Raw records:
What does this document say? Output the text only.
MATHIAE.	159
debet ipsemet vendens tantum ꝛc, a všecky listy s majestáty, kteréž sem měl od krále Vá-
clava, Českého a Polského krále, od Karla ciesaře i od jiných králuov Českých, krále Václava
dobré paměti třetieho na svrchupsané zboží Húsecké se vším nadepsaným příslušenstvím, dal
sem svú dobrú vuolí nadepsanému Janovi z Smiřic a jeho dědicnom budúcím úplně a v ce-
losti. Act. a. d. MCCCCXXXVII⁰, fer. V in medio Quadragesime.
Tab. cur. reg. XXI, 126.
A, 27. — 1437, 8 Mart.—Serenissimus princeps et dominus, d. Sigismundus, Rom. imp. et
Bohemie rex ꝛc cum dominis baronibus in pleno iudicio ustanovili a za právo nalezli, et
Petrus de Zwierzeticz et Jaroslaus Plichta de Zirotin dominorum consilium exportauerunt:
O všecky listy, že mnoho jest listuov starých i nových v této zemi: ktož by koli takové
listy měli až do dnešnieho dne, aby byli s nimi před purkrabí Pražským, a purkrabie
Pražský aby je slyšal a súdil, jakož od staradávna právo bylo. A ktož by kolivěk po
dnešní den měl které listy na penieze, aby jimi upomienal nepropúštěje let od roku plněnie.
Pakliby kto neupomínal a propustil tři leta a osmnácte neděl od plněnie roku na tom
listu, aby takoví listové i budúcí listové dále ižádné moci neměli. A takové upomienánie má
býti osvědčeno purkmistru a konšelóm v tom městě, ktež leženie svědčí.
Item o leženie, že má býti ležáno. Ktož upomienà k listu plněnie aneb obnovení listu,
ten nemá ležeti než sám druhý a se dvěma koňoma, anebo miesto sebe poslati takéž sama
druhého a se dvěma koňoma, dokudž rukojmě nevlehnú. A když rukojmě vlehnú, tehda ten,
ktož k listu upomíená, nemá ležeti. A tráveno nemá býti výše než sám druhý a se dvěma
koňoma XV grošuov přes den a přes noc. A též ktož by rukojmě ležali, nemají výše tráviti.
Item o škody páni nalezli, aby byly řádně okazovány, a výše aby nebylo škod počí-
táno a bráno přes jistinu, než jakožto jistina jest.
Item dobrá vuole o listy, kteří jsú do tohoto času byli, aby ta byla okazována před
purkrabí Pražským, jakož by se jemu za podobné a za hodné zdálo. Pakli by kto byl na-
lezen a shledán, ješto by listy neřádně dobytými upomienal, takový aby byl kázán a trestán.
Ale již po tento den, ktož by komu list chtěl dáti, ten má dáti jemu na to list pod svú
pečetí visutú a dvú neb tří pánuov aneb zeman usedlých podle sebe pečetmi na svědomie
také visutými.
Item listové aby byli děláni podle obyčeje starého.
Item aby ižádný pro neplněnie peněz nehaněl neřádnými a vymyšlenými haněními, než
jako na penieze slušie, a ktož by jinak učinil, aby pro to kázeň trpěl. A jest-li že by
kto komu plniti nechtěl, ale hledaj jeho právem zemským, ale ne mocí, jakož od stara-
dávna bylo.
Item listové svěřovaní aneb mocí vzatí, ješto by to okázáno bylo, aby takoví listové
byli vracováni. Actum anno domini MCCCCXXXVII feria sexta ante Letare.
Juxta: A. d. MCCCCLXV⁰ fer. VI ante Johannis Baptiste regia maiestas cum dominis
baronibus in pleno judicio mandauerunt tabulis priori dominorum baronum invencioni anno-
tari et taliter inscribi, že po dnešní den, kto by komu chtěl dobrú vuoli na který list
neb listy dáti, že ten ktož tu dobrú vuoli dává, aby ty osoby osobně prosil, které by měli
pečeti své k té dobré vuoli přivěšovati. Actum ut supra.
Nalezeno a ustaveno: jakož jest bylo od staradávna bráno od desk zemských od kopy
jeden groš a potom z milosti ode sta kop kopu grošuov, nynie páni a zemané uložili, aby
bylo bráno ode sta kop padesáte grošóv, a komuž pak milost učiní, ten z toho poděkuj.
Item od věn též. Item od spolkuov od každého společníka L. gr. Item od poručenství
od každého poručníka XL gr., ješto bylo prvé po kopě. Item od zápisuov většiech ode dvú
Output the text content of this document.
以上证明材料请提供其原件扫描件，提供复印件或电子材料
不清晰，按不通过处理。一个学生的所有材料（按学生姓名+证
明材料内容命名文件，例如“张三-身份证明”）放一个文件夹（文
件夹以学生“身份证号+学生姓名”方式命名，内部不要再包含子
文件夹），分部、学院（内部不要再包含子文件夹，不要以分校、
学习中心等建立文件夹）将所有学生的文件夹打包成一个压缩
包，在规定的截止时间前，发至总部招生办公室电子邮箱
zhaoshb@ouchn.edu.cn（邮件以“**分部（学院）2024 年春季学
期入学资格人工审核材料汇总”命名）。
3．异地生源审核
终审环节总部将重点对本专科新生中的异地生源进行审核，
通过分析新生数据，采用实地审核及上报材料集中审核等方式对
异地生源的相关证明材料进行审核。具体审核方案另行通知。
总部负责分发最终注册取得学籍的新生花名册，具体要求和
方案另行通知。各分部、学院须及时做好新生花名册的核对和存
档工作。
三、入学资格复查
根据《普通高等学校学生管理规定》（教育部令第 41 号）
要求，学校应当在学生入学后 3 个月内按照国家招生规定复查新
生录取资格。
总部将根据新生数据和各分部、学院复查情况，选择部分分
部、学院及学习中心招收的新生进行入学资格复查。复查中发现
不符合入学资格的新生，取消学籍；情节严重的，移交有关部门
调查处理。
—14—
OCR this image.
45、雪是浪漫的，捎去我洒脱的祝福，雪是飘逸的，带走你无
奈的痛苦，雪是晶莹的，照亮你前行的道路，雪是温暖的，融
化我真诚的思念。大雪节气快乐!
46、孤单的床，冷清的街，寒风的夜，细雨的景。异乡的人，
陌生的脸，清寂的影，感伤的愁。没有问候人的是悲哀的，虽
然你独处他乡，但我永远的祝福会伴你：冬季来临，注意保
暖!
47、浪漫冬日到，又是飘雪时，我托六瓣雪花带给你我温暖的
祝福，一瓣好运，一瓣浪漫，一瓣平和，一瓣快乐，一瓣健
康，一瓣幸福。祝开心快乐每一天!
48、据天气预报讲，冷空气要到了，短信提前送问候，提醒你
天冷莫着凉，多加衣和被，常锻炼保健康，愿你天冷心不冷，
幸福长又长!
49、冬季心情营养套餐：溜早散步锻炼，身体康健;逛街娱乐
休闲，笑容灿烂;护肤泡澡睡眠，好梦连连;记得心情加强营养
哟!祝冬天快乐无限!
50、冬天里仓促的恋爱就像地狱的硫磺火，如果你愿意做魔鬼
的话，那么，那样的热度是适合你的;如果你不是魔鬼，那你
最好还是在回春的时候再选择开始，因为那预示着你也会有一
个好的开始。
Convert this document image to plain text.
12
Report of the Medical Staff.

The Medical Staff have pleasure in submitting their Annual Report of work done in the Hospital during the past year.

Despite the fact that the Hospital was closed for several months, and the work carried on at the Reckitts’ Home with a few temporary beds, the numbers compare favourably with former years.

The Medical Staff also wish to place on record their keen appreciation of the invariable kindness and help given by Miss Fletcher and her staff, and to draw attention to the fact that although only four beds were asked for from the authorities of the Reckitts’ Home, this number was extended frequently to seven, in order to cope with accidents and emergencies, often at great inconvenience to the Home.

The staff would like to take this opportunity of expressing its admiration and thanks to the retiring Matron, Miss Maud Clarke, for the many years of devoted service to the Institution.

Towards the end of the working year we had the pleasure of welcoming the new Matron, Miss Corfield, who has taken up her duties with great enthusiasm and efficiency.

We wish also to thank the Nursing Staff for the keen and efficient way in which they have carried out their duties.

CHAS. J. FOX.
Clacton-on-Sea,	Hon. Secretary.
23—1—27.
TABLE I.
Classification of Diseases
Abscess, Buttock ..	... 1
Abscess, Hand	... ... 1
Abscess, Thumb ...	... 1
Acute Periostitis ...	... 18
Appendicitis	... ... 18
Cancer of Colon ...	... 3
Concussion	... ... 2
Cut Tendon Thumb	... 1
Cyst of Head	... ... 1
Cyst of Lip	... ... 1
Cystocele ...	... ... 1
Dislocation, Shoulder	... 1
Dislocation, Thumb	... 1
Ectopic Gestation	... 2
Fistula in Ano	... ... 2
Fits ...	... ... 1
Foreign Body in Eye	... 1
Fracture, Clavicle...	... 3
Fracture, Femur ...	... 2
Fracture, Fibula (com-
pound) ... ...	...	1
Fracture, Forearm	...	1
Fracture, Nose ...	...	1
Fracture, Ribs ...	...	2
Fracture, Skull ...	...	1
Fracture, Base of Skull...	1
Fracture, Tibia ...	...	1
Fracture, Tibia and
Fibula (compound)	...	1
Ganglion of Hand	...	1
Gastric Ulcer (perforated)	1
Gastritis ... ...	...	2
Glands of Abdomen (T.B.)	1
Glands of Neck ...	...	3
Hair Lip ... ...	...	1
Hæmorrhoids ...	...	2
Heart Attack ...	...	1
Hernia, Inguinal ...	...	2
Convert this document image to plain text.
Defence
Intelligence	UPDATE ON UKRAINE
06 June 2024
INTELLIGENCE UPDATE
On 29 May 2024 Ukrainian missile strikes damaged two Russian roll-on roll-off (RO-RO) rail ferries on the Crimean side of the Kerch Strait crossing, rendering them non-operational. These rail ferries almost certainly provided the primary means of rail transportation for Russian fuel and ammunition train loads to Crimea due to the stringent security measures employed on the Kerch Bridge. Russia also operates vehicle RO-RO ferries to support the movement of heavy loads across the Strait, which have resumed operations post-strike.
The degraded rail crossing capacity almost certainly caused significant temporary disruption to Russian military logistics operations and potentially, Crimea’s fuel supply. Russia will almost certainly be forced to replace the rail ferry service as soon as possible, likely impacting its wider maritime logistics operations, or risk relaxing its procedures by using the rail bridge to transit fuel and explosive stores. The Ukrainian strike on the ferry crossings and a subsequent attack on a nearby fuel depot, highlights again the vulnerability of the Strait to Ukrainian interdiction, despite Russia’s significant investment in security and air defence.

Task details:
Your task is to collect every line above that contains the word "druhý".

Reply:
ten nemá ležeti než sám druhý a se dvěma koňoma, anebo miesto sebe poslati takéž sama
ktož k listu upomíená, nemá ležeti. A tráveno nemá býti výše než sám druhý a se dvěma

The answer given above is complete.